Word for word, restate every line of the material.

§ **Records shown**
──────────────────────────────
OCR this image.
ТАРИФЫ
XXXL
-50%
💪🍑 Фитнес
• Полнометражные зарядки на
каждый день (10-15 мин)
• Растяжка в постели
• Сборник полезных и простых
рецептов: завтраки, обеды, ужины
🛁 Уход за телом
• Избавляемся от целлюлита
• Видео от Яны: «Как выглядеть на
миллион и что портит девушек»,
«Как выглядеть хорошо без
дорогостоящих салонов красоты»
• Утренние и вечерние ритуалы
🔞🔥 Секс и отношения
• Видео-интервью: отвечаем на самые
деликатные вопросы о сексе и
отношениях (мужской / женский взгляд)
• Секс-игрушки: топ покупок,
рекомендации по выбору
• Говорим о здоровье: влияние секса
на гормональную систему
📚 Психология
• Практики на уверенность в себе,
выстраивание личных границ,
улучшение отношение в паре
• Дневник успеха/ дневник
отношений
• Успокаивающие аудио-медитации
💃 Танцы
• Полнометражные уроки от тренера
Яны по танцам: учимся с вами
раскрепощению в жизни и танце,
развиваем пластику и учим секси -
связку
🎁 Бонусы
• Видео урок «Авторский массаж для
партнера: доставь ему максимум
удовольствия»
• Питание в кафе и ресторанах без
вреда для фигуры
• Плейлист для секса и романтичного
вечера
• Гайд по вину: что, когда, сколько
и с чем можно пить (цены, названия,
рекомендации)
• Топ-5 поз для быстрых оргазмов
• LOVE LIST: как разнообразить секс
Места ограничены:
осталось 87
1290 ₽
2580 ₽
──────────────────────────────
§ **Task answer**
OCR this image.
ТАРИФЫ
XXXL
-50%
💪🍑 Фитнес
• Полнометражные зарядки на
каждый день (10-15 мин)
• Растяжка в постели
• Сборник полезных и простых
рецептов: завтраки, обеды, ужины
🛁 Уход за телом
• Избавляемся от целлюлита
• Видео от Яны: «Как выглядеть на
миллион и что портит девушек»,
«Как выглядеть хорошо без
дорогостоящих салонов красоты»
• Утренние и вечерние ритуалы
🔞🔥 Секс и отношения
• Видео-интервью: отвечаем на самые
деликатные вопросы о сексе и
отношениях (мужской / женский взгляд)
• Секс-игрушки: топ покупок,
рекомендации по выбору
• Говорим о здоровье: влияние секса
на гормональную систему
📚 Психология
• Практики на уверенность в себе,
выстраивание личных границ,
улучшение отношение в паре
• Дневник успеха/ дневник
отношений
• Успокаивающие аудио-медитации
💃 Танцы
• Полнометражные уроки от тренера
Яны по танцам: учимся с вами
раскрепощению в жизни и танце,
развиваем пластику и учим секси -
связку
🎁 Бонусы
• Видео урок «Авторский массаж для
партнера: доставь ему максимум
удовольствия»
• Питание в кафе и ресторанах без
вреда для фигуры
• Плейлист для секса и романтичного
вечера
• Гайд по вину: что, когда, сколько
и с чем можно пить (цены, названия,
рекомендации)
• Топ-5 поз для быстрых оргазмов
• LOVE LIST: как разнообразить секс
Места ограничены:
осталось 87
1290 ₽
2580 ₽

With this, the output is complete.